TASK DIRECTIONS
Keep only those lines of the records that include the string "symbolet".

# # # #

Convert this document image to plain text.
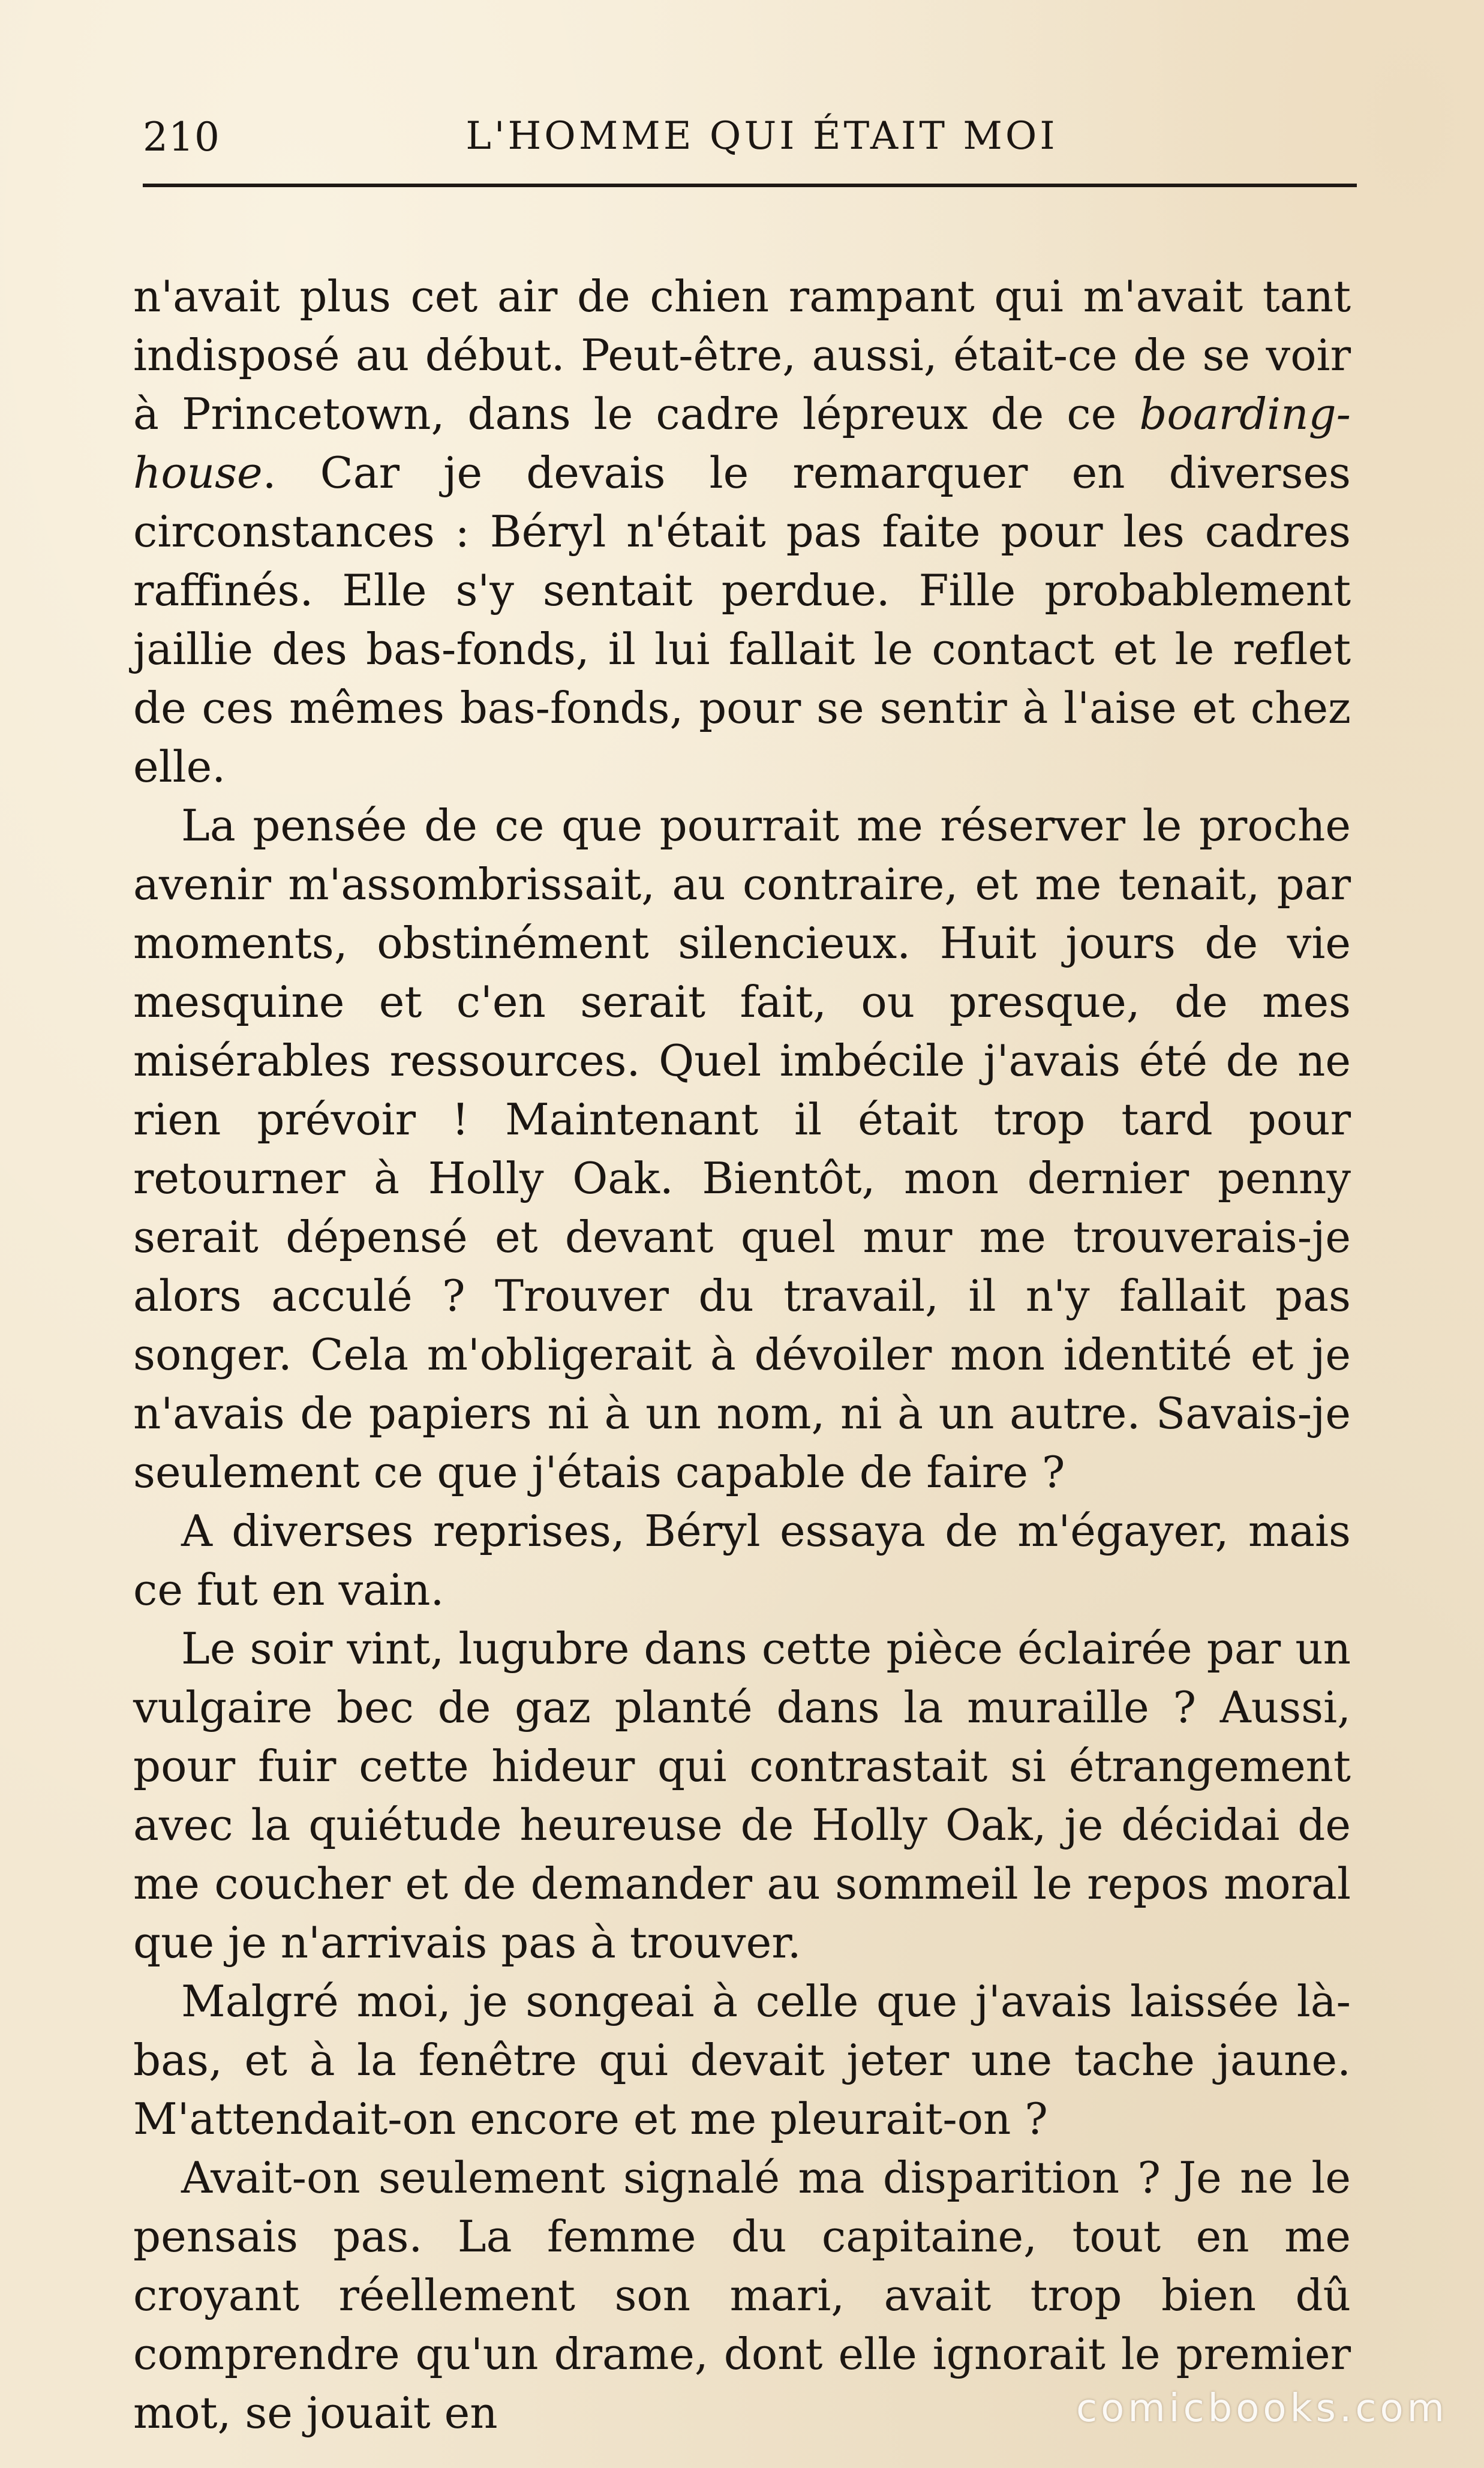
210	L'HOMME QUI ÉTAIT MOI

n'avait plus cet air de chien rampant qui m'avait tant indisposé au début. Peut-être, aussi, était-ce de se voir à Princetown, dans le cadre lépreux de ce boarding-house. Car je devais le remarquer en diverses circonstances : Béryl n'était pas faite pour les cadres raffinés. Elle s'y sentait perdue. Fille probablement jaillie des bas-fonds, il lui fallait le contact et le reflet de ces mêmes bas-fonds, pour se sentir à l'aise et chez elle.

La pensée de ce que pourrait me réserver le proche avenir m'assombrissait, au contraire, et me tenait, par moments, obstinément silencieux. Huit jours de vie mesquine et c'en serait fait, ou presque, de mes misérables ressources. Quel imbécile j'avais été de ne rien prévoir ! Maintenant il était trop tard pour retourner à Holly Oak. Bientôt, mon dernier penny serait dépensé et devant quel mur me trouverais-je alors acculé ? Trouver du travail, il n'y fallait pas songer. Cela m'obligerait à dévoiler mon identité et je n'avais de papiers ni à un nom, ni à un autre. Savais-je seulement ce que j'étais capable de faire ?

A diverses reprises, Béryl essaya de m'égayer, mais ce fut en vain.

Le soir vint, lugubre dans cette pièce éclairée par un vulgaire bec de gaz planté dans la muraille ? Aussi, pour fuir cette hideur qui contrastait si étrangement avec la quiétude heureuse de Holly Oak, je décidai de me coucher et de demander au sommeil le repos moral que je n'arrivais pas à trouver.

Malgré moi, je songeai à celle que j'avais laissée là-bas, et à la fenêtre qui devait jeter une tache jaune. M'attendait-on encore et me pleurait-on ?

Avait-on seulement signalé ma disparition ? Je ne le pensais pas. La femme du capitaine, tout en me croyant réellement son mari, avait trop bien dû comprendre qu'un drame, dont elle ignorait le premier mot, se jouait en	comicbooks.com
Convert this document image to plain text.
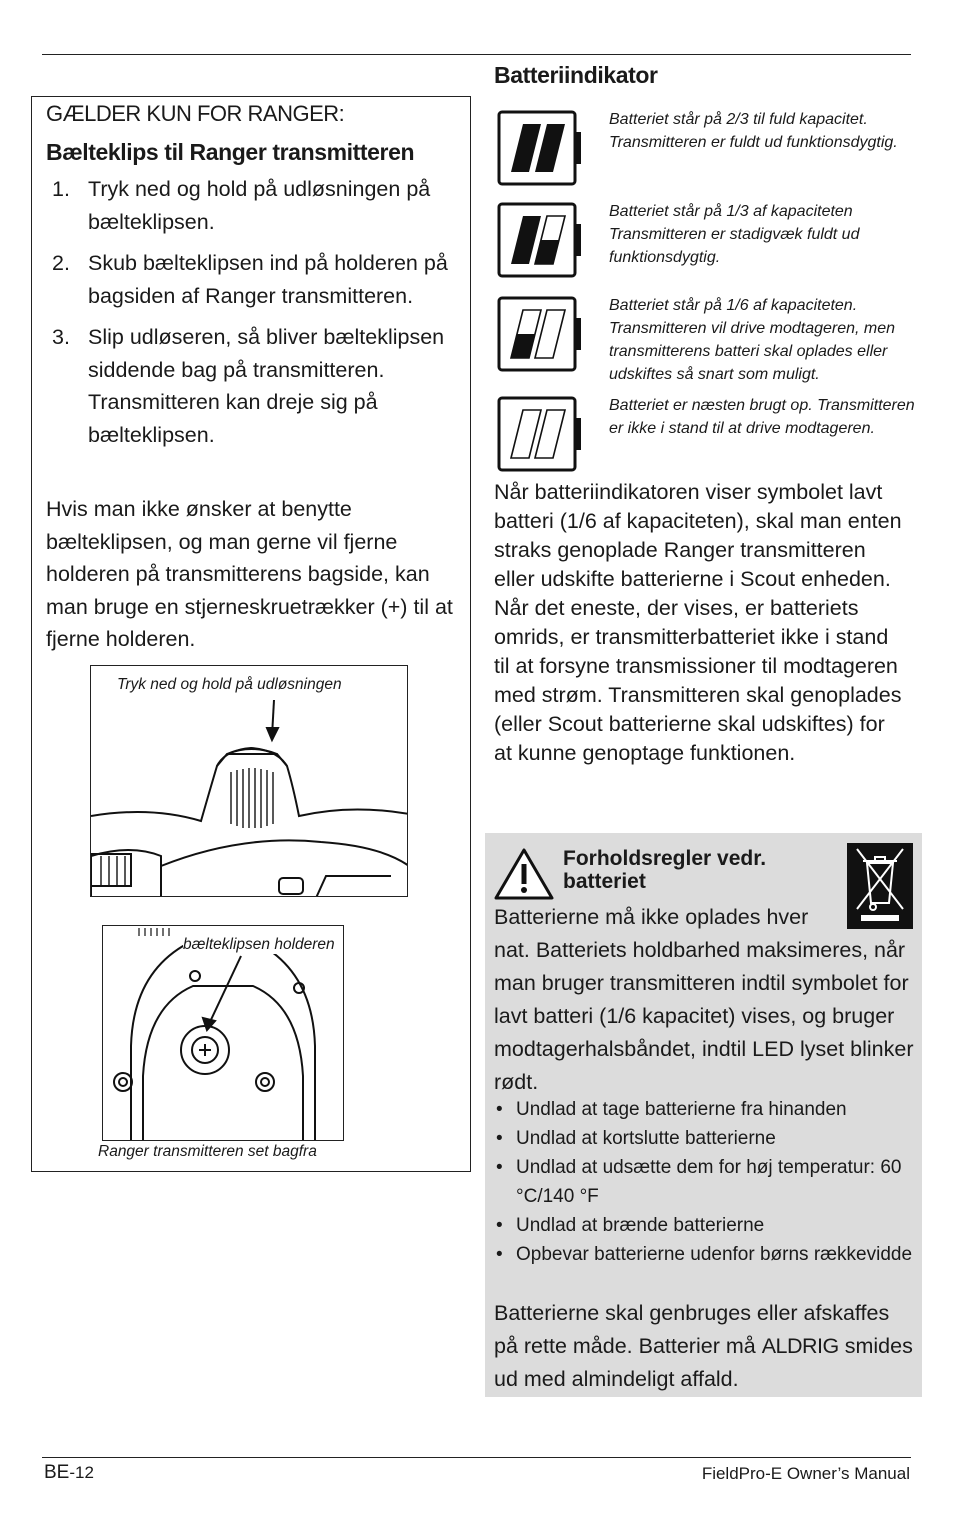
GÆLDER KUN FOR RANGER:
Bælteklips til Ranger transmitteren
1. Tryk ned og hold på udløsningen på bælteklipsen.
2. Skub bælteklipsen ind på holderen på bagsiden af Ranger transmitteren.
3. Slip udløseren, så bliver bælteklipsen siddende bag på transmitteren. Transmitteren kan dreje sig på bælteklipsen.
Hvis man ikke ønsker at benytte bælteklipsen, og man gerne vil fjerne holderen på transmitterens bagside, kan man bruge en stjerneskruetrækker (+) til at fjerne holderen.
Tryk ned og hold på udløsningen
bælteklipsen holderen
Ranger transmitteren set bagfra
Batteriindikator
Batteriet står på 2/3 til fuld kapacitet. Transmitteren er fuldt ud funktionsdygtig.
Batteriet står på 1/3 af kapaciteten Transmitteren er stadigvæk fuldt ud funktionsdygtig.
Batteriet står på 1/6 af kapaciteten. Transmitteren vil drive modtageren, men transmitterens batteri skal oplades eller udskiftes så snart som muligt.
Batteriet er næsten brugt op. Transmitteren er ikke i stand til at drive modtageren.
Når batteriindikatoren viser symbolet lavt batteri (1/6 af kapaciteten), skal man enten straks genoplade Ranger transmitteren eller udskifte batterierne i Scout enheden. Når det eneste, der vises, er batteriets omrids, er transmitterbatteriet ikke i stand til at forsyne transmissioner til modtageren med strøm. Transmitteren skal genoplades (eller Scout batterierne skal udskiftes) for at kunne genoptage funktionen.
Forholdsregler vedr. batteriet
Batterierne må ikke oplades hver
nat. Batteriets holdbarhed maksimeres, når man bruger transmitteren indtil symbolet for lavt batteri (1/6 kapacitet) vises, og bruger modtagerhalsbåndet, indtil LED lyset blinker rødt.
• Undlad at tage batterierne fra hinanden
• Undlad at kortslutte batterierne
• Undlad at udsætte dem for høj temperatur: 60 °C/140 °F
• Undlad at brænde batterierne
• Opbevar batterierne udenfor børns rækkevidde
Batterierne skal genbruges eller afskaffes på rette måde. Batterier må ALDRIG smides ud med almindeligt affald.
BE-12	FieldPro-E Owner’s Manual
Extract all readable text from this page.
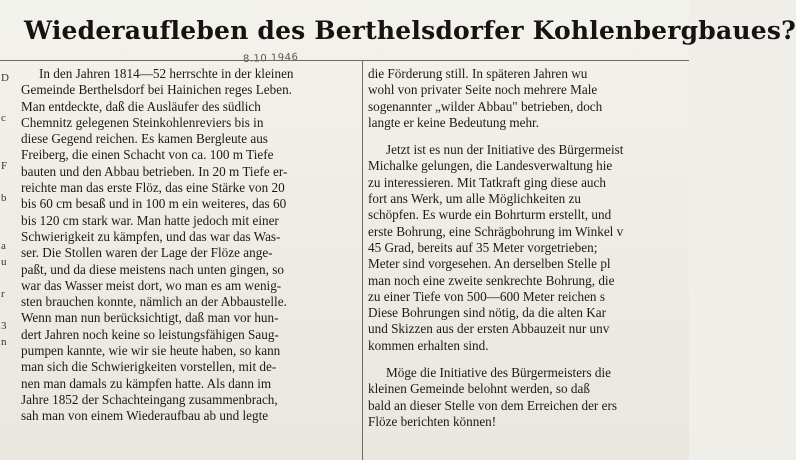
Wiederaufleben des Berthelsdorfer Kohlenbergbaues?
8.10.1946
D
c
F
b
a
u
r
3
n
In den Jahren 1814—52 herrschte in der kleinen
Gemeinde Berthelsdorf bei Hainichen reges Leben.
Man entdeckte, daß die Ausläufer des südlich
Chemnitz gelegenen Steinkohlenreviers bis in
diese Gegend reichen. Es kamen Bergleute aus
Freiberg, die einen Schacht von ca. 100 m Tiefe
bauten und den Abbau betrieben. In 20 m Tiefe er-
reichte man das erste Flöz, das eine Stärke von 20
bis 60 cm besaß und in 100 m ein weiteres, das 60
bis 120 cm stark war. Man hatte jedoch mit einer
Schwierigkeit zu kämpfen, und das war das Was-
ser. Die Stollen waren der Lage der Flöze ange-
paßt, und da diese meistens nach unten gingen, so
war das Wasser meist dort, wo man es am wenig-
sten brauchen konnte, nämlich an der Abbaustelle.
Wenn man nun berücksichtigt, daß man vor hun-
dert Jahren noch keine so leistungsfähigen Saug-
pumpen kannte, wie wir sie heute haben, so kann
man sich die Schwierigkeiten vorstellen, mit de-
nen man damals zu kämpfen hatte. Als dann im
Jahre 1852 der Schachteingang zusammenbrach,
sah man von einem Wiederaufbau ab und legte
die Förderung still. In späteren Jahren wu
wohl von privater Seite noch mehrere Male
sogenannter „wilder Abbau" betrieben, doch
langte er keine Bedeutung mehr.
Jetzt ist es nun der Initiative des Bürgermeist
Michalke gelungen, die Landesverwaltung hie
zu interessieren. Mit Tatkraft ging diese auch
fort ans Werk, um alle Möglichkeiten zu
schöpfen. Es wurde ein Bohrturm erstellt, und
erste Bohrung, eine Schrägbohrung im Winkel v
45 Grad, bereits auf 35 Meter vorgetrieben;
Meter sind vorgesehen. An derselben Stelle pl
man noch eine zweite senkrechte Bohrung, die
zu einer Tiefe von 500—600 Meter reichen s
Diese Bohrungen sind nötig, da die alten Kar
und Skizzen aus der ersten Abbauzeit nur unv
kommen erhalten sind.
Möge die Initiative des Bürgermeisters die
kleinen Gemeinde belohnt werden, so daß
bald an dieser Stelle von dem Erreichen der ers
Flöze berichten können!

# # # #

SOLUTION
Når batteriindikatoren viser symbolet lavt batteri (1/6 af kapaciteten), skal man enten straks genoplade Ranger transmitteren eller udskifte batterierne i Scout enheden. Når det eneste, der vises, er batteriets omrids, er transmitterbatteriet ikke i stand til at forsyne transmissioner til modtageren med strøm. Transmitteren skal genoplades (eller Scout batterierne skal udskiftes) for at kunne genoptage funktionen.
nat. Batteriets holdbarhed maksimeres, når man bruger transmitteren indtil symbolet for lavt batteri (1/6 kapacitet) vises, og bruger modtagerhalsbåndet, indtil LED lyset blinker rødt.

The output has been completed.